→ 提供抜粋
------

外国籍の相続人がいる場合の相続放棄についてわかりやすく解説
被相続人に借金があり、マイナスの財産が預貯金や不動産などのプラスの財産を上回っているような場合には、相続放棄を検討する方も多いでしょう。一般的には、相続放棄は、家庭裁判所に相続放棄の申述をする方法で行いますが、相続人の中に外国籍の方が含まれている場合には、一般的な手続きとどのような違いがあるのでしょうか。
今回は、外国籍の相続人がいる場合の相続放棄についてわかりやすく解説します。
1. 相続人が外国籍の場合、どの国の法律が適用される?
相続人や被相続人に外国籍の方が含まれる「国際相続」のケースでは、どこの国の法律が適用されるかによって、相続手続きの難しさが大きく異なります。以下では、国際相続と準拠法について説明します。
(1)国際相続と準拠法について
国際相続についてどこの国の法律が適用されるかについては、「法の適用に関する通則法」(通則法)に定めがあります。通則法36条によると「相続は、被相続人の本国法による」と定められていますので、被相続人の国籍を基準として適用される法律を判断していくことになります。
(2)相続人が外国籍の場合
被相続人が日本国籍を有しており、相続人の中に外国籍の方が含まれるというケースでは、上記の通則法の考え方に従うと、被相続人の国籍地である日本の法律が適用されることになります。
他方、被相続人が外国籍であった場合には、原則として、被相続人の国籍地の外国法が適用されることになります。しかし、通則法41条には「反致」という例外も定められています。この「反致」により、外国法の規定で日本法を適用すべきとされている場合は、堂々巡りを防ぐべく日本法を適用することになります。
2. 外国籍の相続放棄は、どのような書類が必要となるのか?
相続人に外国籍の方が含まれている場合の相続放棄では、どのような書類が必要になるのでしょうか。
(1)一般的な相続放棄の必要書類
被相続人も相続人も日本人だけという一般的な相続放棄の手続きでは、相続放棄の申述書の他に以下のような書類が必要となります。

------

→ 抜粋データ
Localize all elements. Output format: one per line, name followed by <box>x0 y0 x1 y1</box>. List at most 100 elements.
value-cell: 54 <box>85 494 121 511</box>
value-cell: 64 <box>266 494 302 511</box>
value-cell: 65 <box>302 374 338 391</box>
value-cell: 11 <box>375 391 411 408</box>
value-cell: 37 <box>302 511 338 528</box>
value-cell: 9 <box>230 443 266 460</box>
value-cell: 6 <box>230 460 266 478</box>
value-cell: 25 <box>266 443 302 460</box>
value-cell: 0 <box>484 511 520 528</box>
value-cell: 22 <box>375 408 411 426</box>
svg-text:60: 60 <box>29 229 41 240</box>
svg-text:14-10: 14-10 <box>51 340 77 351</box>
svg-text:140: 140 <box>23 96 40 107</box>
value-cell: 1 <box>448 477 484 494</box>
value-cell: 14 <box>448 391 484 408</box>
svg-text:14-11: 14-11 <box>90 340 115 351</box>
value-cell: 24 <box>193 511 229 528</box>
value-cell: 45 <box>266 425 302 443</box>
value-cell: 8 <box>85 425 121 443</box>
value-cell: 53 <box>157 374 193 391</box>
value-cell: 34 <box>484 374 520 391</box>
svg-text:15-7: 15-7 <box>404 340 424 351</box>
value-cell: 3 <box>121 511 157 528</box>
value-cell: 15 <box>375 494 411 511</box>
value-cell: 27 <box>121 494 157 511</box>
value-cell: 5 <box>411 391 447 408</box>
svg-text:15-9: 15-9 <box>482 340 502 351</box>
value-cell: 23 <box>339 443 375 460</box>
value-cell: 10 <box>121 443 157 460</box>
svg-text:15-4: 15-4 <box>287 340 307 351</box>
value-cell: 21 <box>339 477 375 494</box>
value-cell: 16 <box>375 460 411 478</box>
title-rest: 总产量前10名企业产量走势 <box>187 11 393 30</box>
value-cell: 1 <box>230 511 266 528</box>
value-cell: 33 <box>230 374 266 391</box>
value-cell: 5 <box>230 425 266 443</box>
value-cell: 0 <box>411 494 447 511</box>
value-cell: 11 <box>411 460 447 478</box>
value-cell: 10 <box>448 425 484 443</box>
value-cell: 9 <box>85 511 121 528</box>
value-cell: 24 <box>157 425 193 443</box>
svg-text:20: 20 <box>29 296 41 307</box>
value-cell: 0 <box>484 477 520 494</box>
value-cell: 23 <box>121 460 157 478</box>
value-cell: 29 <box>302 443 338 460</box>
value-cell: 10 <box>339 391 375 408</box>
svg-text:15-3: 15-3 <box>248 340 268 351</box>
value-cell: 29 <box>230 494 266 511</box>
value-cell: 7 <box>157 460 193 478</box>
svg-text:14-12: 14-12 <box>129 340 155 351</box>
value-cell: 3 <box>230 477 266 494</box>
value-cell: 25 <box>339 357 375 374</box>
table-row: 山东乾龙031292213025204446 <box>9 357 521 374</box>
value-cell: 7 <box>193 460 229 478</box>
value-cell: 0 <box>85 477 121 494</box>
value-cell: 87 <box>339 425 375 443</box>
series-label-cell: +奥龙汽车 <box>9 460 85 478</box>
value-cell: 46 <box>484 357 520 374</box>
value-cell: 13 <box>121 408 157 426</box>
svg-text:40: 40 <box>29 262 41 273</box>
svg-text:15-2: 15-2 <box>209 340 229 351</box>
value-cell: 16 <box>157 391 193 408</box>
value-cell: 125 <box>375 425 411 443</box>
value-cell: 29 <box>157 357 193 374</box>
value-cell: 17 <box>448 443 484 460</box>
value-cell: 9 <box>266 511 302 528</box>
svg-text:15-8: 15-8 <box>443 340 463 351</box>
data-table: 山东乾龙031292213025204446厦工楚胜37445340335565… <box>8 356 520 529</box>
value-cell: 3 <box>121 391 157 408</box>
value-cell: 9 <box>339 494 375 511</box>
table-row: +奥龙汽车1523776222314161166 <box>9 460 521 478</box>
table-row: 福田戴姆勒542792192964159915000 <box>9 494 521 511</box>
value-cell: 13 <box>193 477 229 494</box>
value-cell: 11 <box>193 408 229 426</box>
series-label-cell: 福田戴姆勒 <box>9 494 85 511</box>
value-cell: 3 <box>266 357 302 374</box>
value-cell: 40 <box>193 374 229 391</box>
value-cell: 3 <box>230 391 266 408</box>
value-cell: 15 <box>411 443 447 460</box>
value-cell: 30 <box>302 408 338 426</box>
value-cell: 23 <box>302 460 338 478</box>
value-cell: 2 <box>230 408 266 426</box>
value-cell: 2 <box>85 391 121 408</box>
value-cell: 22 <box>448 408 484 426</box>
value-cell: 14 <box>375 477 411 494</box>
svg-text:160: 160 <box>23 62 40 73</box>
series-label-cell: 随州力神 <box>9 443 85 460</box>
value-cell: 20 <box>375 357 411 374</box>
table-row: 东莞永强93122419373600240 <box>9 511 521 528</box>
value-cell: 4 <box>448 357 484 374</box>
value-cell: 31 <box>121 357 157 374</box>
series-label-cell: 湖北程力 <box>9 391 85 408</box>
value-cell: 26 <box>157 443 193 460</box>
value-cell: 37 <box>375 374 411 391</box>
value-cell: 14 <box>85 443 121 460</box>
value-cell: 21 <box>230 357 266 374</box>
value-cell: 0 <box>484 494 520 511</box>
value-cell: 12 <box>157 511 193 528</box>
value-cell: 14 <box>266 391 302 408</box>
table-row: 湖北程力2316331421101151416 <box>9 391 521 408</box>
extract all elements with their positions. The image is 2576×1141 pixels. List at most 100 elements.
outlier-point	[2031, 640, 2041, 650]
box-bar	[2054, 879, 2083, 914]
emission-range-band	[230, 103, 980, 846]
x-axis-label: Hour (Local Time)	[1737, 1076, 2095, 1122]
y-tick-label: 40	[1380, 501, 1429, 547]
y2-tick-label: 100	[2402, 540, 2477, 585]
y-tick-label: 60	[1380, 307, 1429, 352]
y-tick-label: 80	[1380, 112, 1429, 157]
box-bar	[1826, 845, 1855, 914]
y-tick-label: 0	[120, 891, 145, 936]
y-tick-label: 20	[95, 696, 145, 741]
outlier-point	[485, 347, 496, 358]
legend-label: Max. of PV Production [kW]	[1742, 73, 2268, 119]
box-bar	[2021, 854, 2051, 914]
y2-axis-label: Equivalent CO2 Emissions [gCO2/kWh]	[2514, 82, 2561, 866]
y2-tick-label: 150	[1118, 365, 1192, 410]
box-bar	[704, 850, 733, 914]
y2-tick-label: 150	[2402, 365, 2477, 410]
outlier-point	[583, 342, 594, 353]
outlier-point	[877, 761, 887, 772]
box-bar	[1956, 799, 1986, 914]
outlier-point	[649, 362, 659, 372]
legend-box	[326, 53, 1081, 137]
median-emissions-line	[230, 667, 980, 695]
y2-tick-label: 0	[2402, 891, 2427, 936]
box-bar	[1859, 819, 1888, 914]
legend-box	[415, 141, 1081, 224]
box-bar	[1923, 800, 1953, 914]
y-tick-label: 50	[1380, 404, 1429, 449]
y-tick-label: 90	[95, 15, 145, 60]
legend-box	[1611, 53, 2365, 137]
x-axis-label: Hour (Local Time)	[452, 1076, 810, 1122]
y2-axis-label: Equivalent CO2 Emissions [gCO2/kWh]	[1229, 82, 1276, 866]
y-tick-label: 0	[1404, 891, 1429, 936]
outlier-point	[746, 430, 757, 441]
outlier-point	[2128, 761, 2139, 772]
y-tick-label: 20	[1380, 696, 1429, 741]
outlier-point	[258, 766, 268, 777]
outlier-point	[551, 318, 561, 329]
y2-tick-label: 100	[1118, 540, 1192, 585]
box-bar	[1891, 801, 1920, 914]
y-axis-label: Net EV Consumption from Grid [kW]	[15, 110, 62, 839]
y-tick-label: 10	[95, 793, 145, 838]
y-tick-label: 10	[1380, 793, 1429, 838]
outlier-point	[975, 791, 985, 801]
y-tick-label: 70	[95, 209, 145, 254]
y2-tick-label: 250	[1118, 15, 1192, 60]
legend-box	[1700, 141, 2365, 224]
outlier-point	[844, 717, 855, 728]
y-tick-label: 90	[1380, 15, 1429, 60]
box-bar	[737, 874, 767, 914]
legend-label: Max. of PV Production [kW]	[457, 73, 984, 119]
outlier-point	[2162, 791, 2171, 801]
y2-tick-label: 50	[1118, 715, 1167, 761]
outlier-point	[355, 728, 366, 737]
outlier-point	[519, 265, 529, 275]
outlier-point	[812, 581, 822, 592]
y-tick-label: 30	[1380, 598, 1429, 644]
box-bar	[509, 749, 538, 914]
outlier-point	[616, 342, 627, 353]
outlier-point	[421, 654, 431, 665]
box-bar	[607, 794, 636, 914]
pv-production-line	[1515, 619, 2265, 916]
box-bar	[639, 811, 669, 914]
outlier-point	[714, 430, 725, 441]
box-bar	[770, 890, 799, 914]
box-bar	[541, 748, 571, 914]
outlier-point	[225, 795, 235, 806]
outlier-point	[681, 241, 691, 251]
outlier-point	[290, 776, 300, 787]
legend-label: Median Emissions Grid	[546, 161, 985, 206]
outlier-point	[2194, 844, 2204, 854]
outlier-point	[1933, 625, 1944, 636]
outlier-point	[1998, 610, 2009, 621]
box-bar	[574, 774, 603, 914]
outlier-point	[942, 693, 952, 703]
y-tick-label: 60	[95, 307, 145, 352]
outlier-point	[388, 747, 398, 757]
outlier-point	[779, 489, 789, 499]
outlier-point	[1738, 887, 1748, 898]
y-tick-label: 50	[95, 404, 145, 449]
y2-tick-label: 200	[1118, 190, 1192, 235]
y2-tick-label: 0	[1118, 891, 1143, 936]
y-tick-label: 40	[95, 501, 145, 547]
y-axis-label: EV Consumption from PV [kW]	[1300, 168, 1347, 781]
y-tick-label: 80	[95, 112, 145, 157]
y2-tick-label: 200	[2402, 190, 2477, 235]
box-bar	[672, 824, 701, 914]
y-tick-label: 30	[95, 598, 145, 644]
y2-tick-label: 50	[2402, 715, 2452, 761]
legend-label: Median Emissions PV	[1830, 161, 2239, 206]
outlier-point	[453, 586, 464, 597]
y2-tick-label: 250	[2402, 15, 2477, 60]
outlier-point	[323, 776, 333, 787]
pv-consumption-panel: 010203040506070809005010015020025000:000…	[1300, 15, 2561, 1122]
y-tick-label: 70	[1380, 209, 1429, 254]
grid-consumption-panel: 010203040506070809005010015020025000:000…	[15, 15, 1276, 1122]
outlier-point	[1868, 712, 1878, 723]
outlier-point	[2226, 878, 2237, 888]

------

→ 作業指示
外国籍の相続人がいる場合の相続放棄を扱った解説によると、通則法36条は相続についてどの法律によると定めていますか。

→ 本課題の解答
被相続人の本国法によると定めています。